Information supplied:
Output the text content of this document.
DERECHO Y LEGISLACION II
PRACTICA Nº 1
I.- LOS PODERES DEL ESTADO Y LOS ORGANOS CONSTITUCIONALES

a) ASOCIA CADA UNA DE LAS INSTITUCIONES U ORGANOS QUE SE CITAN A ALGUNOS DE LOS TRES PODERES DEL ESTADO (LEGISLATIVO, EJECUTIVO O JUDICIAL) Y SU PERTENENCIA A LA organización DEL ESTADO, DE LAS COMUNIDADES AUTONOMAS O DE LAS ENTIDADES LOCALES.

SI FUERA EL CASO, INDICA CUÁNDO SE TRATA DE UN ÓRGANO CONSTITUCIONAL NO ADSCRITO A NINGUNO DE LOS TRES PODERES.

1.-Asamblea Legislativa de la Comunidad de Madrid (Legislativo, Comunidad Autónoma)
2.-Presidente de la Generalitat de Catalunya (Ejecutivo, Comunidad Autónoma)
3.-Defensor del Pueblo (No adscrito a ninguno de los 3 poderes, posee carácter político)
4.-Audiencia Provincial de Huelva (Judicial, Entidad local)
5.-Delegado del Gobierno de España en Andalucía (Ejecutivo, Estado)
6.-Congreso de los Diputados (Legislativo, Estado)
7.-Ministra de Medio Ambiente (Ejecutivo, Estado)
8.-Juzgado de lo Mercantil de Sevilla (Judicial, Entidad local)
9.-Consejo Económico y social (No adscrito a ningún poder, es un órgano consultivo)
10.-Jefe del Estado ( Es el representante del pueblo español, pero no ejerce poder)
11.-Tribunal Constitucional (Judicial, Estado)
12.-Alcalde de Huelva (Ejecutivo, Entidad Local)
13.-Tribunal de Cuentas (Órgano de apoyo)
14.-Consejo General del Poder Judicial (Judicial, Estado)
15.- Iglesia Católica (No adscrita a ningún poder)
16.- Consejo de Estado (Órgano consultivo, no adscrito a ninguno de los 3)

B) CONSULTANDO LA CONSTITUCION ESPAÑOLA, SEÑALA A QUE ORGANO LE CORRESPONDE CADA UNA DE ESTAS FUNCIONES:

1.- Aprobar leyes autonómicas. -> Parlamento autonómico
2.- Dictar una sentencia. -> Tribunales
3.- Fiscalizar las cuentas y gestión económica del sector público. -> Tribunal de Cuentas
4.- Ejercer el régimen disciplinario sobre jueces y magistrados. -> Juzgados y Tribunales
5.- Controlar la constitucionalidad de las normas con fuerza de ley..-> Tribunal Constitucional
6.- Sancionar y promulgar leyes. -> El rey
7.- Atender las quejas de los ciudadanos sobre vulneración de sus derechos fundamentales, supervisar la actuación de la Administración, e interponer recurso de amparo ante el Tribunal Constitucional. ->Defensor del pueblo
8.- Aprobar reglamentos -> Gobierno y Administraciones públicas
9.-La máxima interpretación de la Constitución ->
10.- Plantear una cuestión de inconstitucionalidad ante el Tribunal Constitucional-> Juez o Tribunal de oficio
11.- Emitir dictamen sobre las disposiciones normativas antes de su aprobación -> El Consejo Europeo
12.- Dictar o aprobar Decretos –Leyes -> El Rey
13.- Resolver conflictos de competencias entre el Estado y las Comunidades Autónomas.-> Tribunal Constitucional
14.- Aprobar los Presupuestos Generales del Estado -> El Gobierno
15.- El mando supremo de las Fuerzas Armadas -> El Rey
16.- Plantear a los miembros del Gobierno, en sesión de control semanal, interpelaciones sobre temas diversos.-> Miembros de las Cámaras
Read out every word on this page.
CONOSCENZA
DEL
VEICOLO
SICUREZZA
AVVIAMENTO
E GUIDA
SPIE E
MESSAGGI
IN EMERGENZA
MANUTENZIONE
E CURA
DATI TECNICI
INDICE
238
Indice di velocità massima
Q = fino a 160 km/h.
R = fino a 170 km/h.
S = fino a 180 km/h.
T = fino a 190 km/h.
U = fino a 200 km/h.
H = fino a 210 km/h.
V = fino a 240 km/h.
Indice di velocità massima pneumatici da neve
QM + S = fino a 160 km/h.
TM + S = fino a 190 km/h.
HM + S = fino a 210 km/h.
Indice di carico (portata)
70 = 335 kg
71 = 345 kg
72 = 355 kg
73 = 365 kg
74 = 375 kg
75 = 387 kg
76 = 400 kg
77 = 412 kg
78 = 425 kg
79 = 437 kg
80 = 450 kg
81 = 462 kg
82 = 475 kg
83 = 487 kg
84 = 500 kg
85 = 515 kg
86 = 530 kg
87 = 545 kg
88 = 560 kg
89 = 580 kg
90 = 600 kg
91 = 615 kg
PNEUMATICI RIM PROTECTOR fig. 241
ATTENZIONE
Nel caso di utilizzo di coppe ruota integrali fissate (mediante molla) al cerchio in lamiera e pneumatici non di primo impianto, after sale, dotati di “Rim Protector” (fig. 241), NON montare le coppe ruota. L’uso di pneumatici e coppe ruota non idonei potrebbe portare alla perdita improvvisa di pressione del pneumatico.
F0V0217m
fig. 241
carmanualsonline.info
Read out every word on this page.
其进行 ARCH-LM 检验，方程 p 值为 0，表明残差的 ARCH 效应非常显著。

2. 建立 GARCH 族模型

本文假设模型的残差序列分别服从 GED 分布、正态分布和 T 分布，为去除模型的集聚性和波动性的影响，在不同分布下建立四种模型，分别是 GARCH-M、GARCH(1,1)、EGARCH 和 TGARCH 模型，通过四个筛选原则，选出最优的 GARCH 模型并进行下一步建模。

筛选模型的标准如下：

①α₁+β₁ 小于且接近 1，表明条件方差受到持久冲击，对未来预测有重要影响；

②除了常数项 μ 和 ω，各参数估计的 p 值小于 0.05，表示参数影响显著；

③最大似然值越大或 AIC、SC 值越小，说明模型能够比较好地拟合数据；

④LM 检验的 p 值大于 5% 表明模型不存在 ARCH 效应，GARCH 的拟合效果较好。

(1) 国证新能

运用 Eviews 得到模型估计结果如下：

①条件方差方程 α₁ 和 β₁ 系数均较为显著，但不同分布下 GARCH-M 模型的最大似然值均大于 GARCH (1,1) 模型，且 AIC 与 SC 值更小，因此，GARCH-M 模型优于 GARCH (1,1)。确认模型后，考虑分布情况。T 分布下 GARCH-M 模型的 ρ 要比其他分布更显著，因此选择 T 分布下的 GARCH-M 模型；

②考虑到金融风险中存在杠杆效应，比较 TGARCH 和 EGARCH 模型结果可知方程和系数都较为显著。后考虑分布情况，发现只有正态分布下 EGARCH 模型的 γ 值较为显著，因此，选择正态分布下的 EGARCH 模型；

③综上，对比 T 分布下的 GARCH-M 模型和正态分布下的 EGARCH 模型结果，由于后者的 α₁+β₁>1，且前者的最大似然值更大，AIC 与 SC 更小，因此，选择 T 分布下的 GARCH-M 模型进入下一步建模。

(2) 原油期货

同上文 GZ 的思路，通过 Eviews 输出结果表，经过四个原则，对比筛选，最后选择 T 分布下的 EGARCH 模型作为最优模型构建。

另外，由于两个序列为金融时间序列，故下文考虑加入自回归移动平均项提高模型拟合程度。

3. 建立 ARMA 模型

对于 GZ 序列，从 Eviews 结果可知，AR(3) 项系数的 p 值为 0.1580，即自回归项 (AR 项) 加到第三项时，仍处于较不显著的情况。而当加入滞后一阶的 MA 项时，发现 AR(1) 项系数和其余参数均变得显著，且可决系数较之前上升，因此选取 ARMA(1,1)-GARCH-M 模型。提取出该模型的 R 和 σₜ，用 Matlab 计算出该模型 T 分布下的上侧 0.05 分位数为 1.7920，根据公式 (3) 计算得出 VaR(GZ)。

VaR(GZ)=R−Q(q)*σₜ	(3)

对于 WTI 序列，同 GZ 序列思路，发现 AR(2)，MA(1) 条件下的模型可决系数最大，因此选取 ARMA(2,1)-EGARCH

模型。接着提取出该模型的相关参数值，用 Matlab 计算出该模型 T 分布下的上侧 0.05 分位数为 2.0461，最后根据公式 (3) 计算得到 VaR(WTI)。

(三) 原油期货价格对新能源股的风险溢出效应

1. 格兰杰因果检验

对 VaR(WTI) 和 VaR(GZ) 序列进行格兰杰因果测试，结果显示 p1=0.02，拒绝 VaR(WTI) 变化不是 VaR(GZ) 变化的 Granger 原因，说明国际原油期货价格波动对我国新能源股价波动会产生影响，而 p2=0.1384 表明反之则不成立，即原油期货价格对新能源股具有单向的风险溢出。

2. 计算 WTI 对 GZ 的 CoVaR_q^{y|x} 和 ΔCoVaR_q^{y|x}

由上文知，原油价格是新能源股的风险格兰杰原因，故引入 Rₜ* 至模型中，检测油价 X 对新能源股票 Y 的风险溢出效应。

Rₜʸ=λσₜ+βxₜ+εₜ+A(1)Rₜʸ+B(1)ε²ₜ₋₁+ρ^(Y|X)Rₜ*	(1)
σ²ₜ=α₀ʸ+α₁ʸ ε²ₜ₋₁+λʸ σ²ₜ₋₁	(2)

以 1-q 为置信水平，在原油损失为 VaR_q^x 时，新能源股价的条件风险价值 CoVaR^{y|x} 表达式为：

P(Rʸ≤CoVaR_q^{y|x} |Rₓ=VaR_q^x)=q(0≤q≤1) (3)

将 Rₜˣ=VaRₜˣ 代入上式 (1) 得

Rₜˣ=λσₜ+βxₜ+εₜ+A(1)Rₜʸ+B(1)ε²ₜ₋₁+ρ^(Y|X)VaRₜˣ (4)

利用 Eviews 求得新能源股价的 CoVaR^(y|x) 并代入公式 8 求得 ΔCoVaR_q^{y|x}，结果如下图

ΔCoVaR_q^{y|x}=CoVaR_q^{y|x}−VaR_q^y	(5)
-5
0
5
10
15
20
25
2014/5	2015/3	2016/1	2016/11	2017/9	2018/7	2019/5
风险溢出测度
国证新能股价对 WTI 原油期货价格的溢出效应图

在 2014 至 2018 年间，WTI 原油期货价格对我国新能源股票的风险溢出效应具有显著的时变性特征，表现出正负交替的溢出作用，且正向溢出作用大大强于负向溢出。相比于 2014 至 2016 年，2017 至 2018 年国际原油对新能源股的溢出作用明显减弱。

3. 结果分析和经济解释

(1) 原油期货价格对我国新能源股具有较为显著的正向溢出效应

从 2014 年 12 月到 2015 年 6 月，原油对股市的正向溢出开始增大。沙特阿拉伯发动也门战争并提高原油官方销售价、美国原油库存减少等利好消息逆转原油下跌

Work to be completed:
Return each line with "Dictar".

Written reply:
2.- Dictar una sentencia. -> Tribunales
12.- Dictar o aprobar Decretos –Leyes -> El Rey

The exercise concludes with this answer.